→ **Your task**:
Reply with only the number of lines that contain the string "Software".

→ **Input for this task**:
☆ ☆ ☆

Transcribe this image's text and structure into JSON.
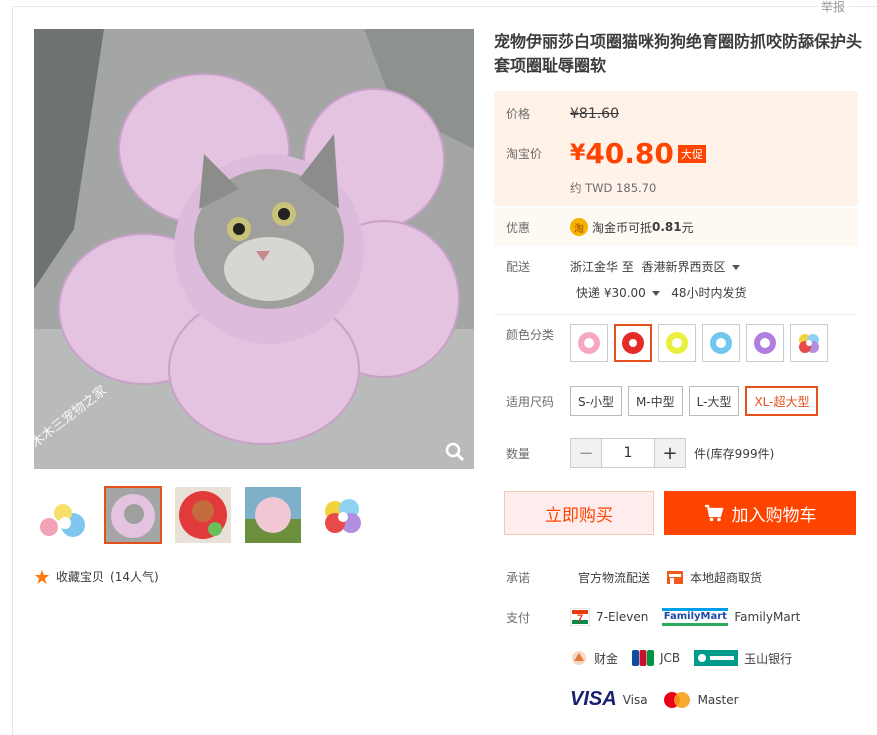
{
  "report_label": "举报",
  "product": {
    "title": "宠物伊丽莎白项圈猫咪狗狗绝育圈防抓咬防舔保护头套项圈耻辱圈软",
    "watermark": "木木三宠物之家"
  },
  "price": {
    "label": "价格",
    "old": "¥81.60",
    "taobao_label": "淘宝价",
    "symbol": "¥",
    "current": "40.80",
    "promo": "大促",
    "approx": "约 TWD 185.70"
  },
  "coupon": {
    "label": "优惠",
    "coin_icon": "淘",
    "text_prefix": "淘金币可抵",
    "amount": "0.81",
    "unit": "元"
  },
  "shipping": {
    "label": "配送",
    "from": "浙江金华",
    "to_word": "至",
    "dest": "香港新界西贡区",
    "method": "快递 ¥30.00",
    "time": "48小时内发货"
  },
  "color": {
    "label": "颜色分类",
    "options": [
      "pink",
      "red",
      "yellow",
      "blue",
      "purple",
      "rainbow"
    ],
    "selected_index": 1
  },
  "size": {
    "label": "适用尺码",
    "options": [
      "S-小型",
      "M-中型",
      "L-大型",
      "XL-超大型"
    ],
    "selected_index": 3
  },
  "quantity": {
    "label": "数量",
    "value": "1",
    "stock": "件(库存999件)"
  },
  "actions": {
    "buy_now": "立即购买",
    "add_cart": "加入购物车"
  },
  "favorite": {
    "label": "收藏宝贝",
    "count": "(14人气)"
  },
  "promise": {
    "label": "承诺",
    "items": [
      "官方物流配送",
      "本地超商取货"
    ]
  },
  "payment": {
    "label": "支付",
    "seven": "7-Eleven",
    "familymart_logo": "FamilyMart",
    "familymart": "FamilyMart",
    "caijin": "财金",
    "jcb": "JCB",
    "esun": "玉山银行",
    "visa_logo": "VISA",
    "visa": "Visa",
    "master": "Master"
  },
  "colors": {
    "accent": "#ff4400",
    "price_bg": "#fff2e8",
    "selected_border": "#e4501d"
  }
}
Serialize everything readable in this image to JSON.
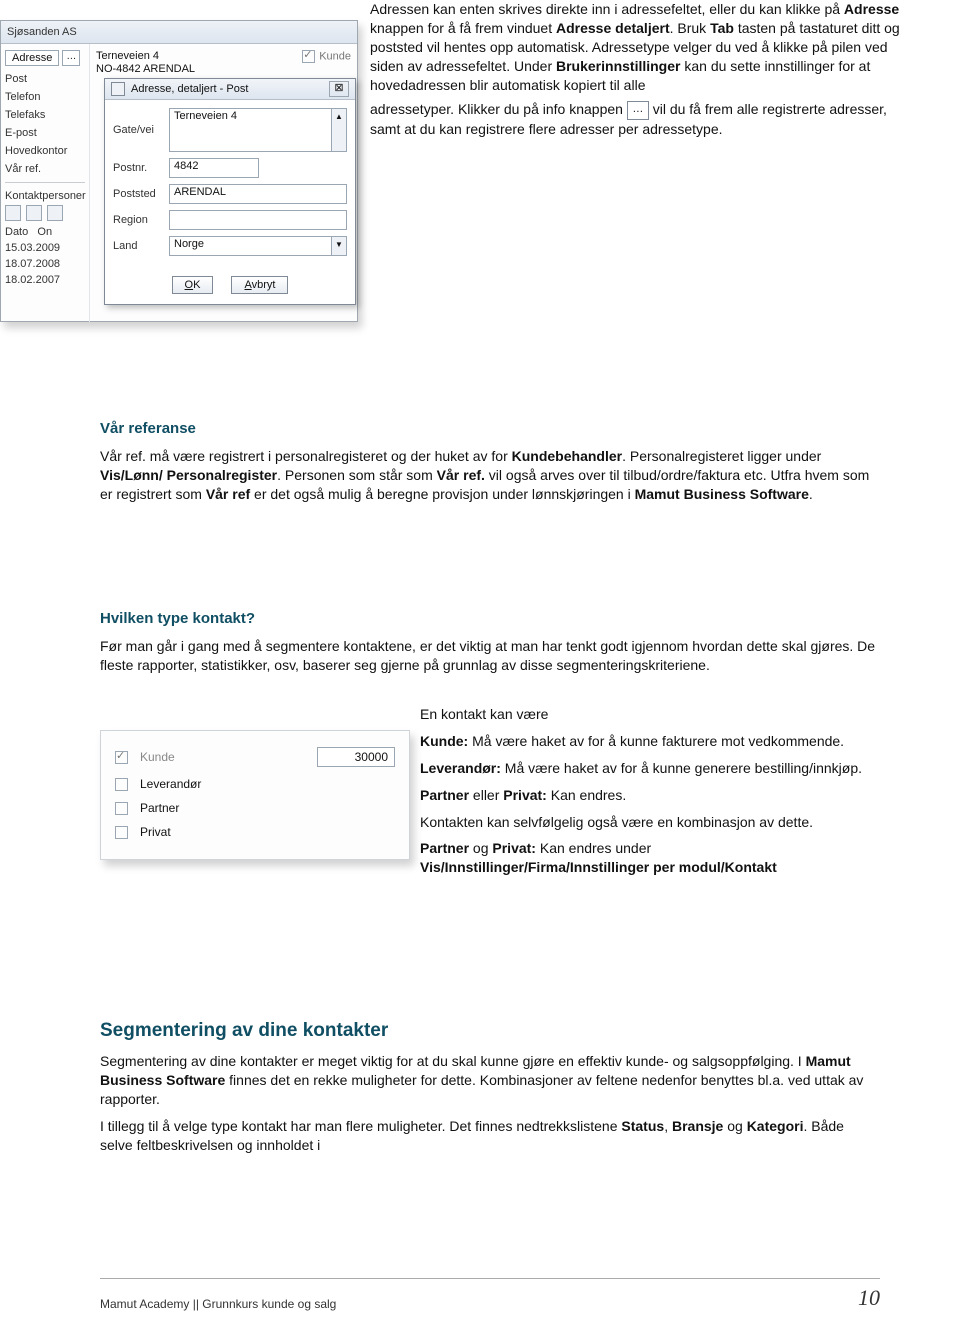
{
  "top": {
    "p1_before": "Adressen kan enten skrives direkte inn i adressefeltet, eller du kan klikke på ",
    "p1_b1": "Adresse",
    "p1_mid1": " knappen for å få frem vinduet ",
    "p1_b2": "Adresse detaljert",
    "p1_mid2": ". Bruk ",
    "p1_b3": "Tab",
    "p1_after": " tasten på tastaturet ditt og poststed vil hentes opp automatisk. Adressetype velger du ved å klikke på pilen ved siden av adressefeltet. Under ",
    "p1_b4": "Brukerinnstillinger",
    "p1_after2": " kan du sette innstillinger for at hovedadressen blir automatisk kopiert til alle",
    "p2_before": "adressetyper. Klikker du på info knappen ",
    "p2_after": " vil du få frem alle registrerte adresser, samt at du kan registrere flere adresser per adressetype."
  },
  "app": {
    "title": "Sjøsanden AS",
    "addrBtn": "Adresse",
    "leftItems": [
      "Post",
      "Telefon",
      "Telefaks",
      "E-post",
      "Hovedkontor",
      "Vår ref."
    ],
    "kontaktHeader": "Kontaktpersoner",
    "kolDato": "Dato",
    "kolOn": "On",
    "rows": [
      "15.03.2009",
      "18.07.2008",
      "18.02.2007"
    ],
    "addrLine1": "Terneveien 4",
    "addrLine2": "NO-4842 ARENDAL",
    "kundeLabel": "Kunde"
  },
  "dialog": {
    "title": "Adresse, detaljert - Post",
    "gate": {
      "label": "Gate/vei",
      "value": "Terneveien 4"
    },
    "postnr": {
      "label": "Postnr.",
      "value": "4842"
    },
    "poststed": {
      "label": "Poststed",
      "value": "ARENDAL"
    },
    "region": {
      "label": "Region",
      "value": ""
    },
    "land": {
      "label": "Land",
      "value": "Norge"
    },
    "ok": "OK",
    "avbryt": "Avbryt",
    "closeIcon": "⊠"
  },
  "ref": {
    "heading": "Vår referanse",
    "p_a": "Vår ref. må være registrert i personalregisteret og der huket av for ",
    "p_b1": "Kundebehandler",
    "p_b": ". Personalregisteret ligger under ",
    "p_b2": "Vis/Lønn/ Personalregister",
    "p_c": ". Personen som står som ",
    "p_b3": "Vår ref.",
    "p_d": " vil også arves over til tilbud/ordre/faktura etc. Utfra hvem som er registrert som ",
    "p_b4": "Vår ref",
    "p_e": " er det også mulig å beregne provisjon under lønnskjøringen i ",
    "p_b5": "Mamut Business Software",
    "p_f": "."
  },
  "type": {
    "heading": "Hvilken type kontakt?",
    "intro": "Før man går i gang med å segmentere kontaktene, er det viktig at man har tenkt godt igjennom hvordan dette skal gjøres. De fleste rapporter, statistikker, osv, baserer seg gjerne på grunnlag av disse segmenteringskriteriene.",
    "right1": "En kontakt kan være",
    "r_b1": "Kunde:",
    "r_t1": " Må være haket av for å kunne fakturere mot vedkommende.",
    "r_b2": "Leverandør:",
    "r_t2": " Må være haket av for å kunne generere bestilling/innkjøp.",
    "r_b3": "Partner",
    "r_mid3": " eller ",
    "r_b3b": "Privat:",
    "r_t3": " Kan endres.",
    "r_t4": "Kontakten kan selvfølgelig også være en kombinasjon av dette.",
    "r_b5": "Partner",
    "r_mid5": " og ",
    "r_b5b": "Privat:",
    "r_t5": " Kan endres under ",
    "r_b6": "Vis/Innstillinger/Firma/Innstillinger per modul/Kontakt",
    "card": {
      "kunde": "Kunde",
      "kundeNum": "30000",
      "lev": "Leverandør",
      "partner": "Partner",
      "priv": "Privat"
    }
  },
  "seg": {
    "heading": "Segmentering av dine kontakter",
    "p_a": "Segmentering av dine kontakter er meget viktig for at du skal kunne gjøre en effektiv kunde- og salgsoppfølging. I ",
    "p_b1": "Mamut Business Software",
    "p_b": " finnes det en rekke muligheter for dette. Kombinasjoner av feltene nedenfor benyttes bl.a. ved uttak av rapporter.",
    "p2_a": "I tillegg til å velge type kontakt har man flere muligheter. Det finnes nedtrekkslistene ",
    "p2_b1": "Status",
    "p2_mid1": ", ",
    "p2_b2": "Bransje",
    "p2_mid2": " og ",
    "p2_b3": "Kategori",
    "p2_b": ". Både selve feltbeskrivelsen og innholdet i"
  },
  "footer": {
    "left": "Mamut Academy || Grunnkurs kunde og salg",
    "page": "10"
  }
}
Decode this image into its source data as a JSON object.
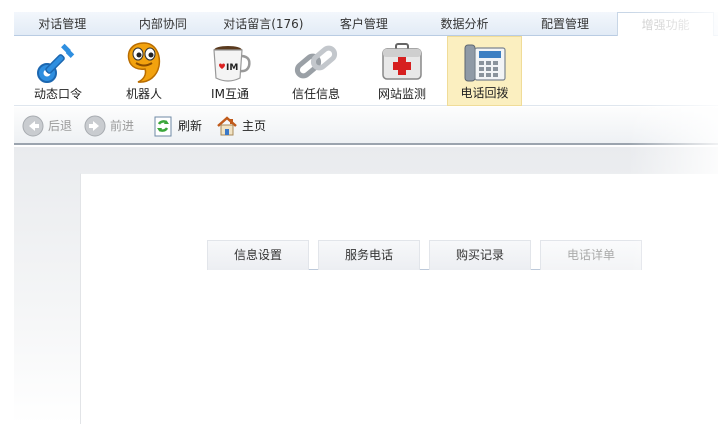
{
  "menu": {
    "tabs": [
      {
        "label": "对话管理"
      },
      {
        "label": "内部协同"
      },
      {
        "label": "对话留言(176)"
      },
      {
        "label": "客户管理"
      },
      {
        "label": "数据分析"
      },
      {
        "label": "配置管理"
      },
      {
        "label": "增强功能"
      }
    ],
    "active_index": 6
  },
  "toolbar": {
    "items": [
      {
        "label": "动态口令",
        "icon": "key-icon"
      },
      {
        "label": "机器人",
        "icon": "robot-icon"
      },
      {
        "label": "IM互通",
        "icon": "im-cup-icon"
      },
      {
        "label": "信任信息",
        "icon": "chain-link-icon"
      },
      {
        "label": "网站监测",
        "icon": "first-aid-kit-icon"
      },
      {
        "label": "电话回拨",
        "icon": "phone-icon"
      }
    ],
    "selected_index": 5
  },
  "nav": {
    "back_label": "后退",
    "forward_label": "前进",
    "refresh_label": "刷新",
    "home_label": "主页"
  },
  "subtabs": {
    "items": [
      {
        "label": "信息设置"
      },
      {
        "label": "服务电话"
      },
      {
        "label": "购买记录"
      },
      {
        "label": "电话详单"
      }
    ]
  },
  "colors": {
    "accent_blue": "#2f8fe0",
    "selected_bg": "#fbefc0",
    "refresh_green": "#3aa63a"
  }
}
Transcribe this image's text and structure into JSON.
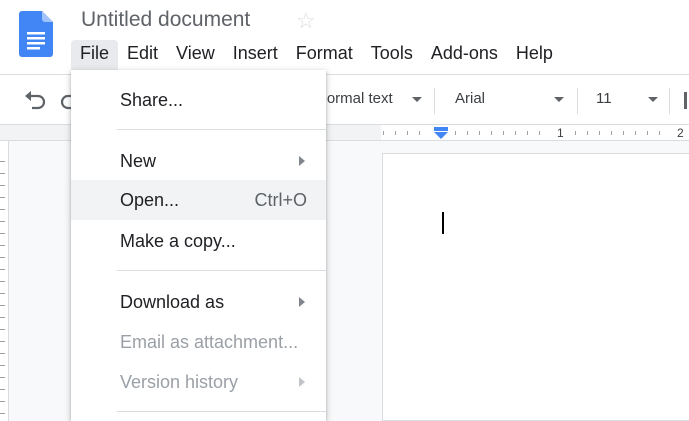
{
  "document": {
    "title": "Untitled document",
    "star_icon": "star-outline-icon"
  },
  "menubar": {
    "items": [
      "File",
      "Edit",
      "View",
      "Insert",
      "Format",
      "Tools",
      "Add-ons",
      "Help"
    ],
    "active": "File"
  },
  "toolbar": {
    "style": "Normal text",
    "font": "Arial",
    "size": "11"
  },
  "ruler": {
    "labels": [
      "1",
      "2"
    ]
  },
  "file_menu": {
    "items": [
      {
        "label": "Share...",
        "shortcut": "",
        "submenu": false,
        "disabled": false
      },
      {
        "label": "New",
        "shortcut": "",
        "submenu": true,
        "disabled": false
      },
      {
        "label": "Open...",
        "shortcut": "Ctrl+O",
        "submenu": false,
        "disabled": false,
        "highlighted": true
      },
      {
        "label": "Make a copy...",
        "shortcut": "",
        "submenu": false,
        "disabled": false
      },
      {
        "label": "Download as",
        "shortcut": "",
        "submenu": true,
        "disabled": false
      },
      {
        "label": "Email as attachment...",
        "shortcut": "",
        "submenu": false,
        "disabled": true
      },
      {
        "label": "Version history",
        "shortcut": "",
        "submenu": true,
        "disabled": true
      }
    ]
  },
  "colors": {
    "docs_blue": "#4285f4",
    "menu_hover": "#f1f3f4",
    "disabled_text": "#9aa0a6"
  }
}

☆ ☆ ☆

→ **Problem solution**:
2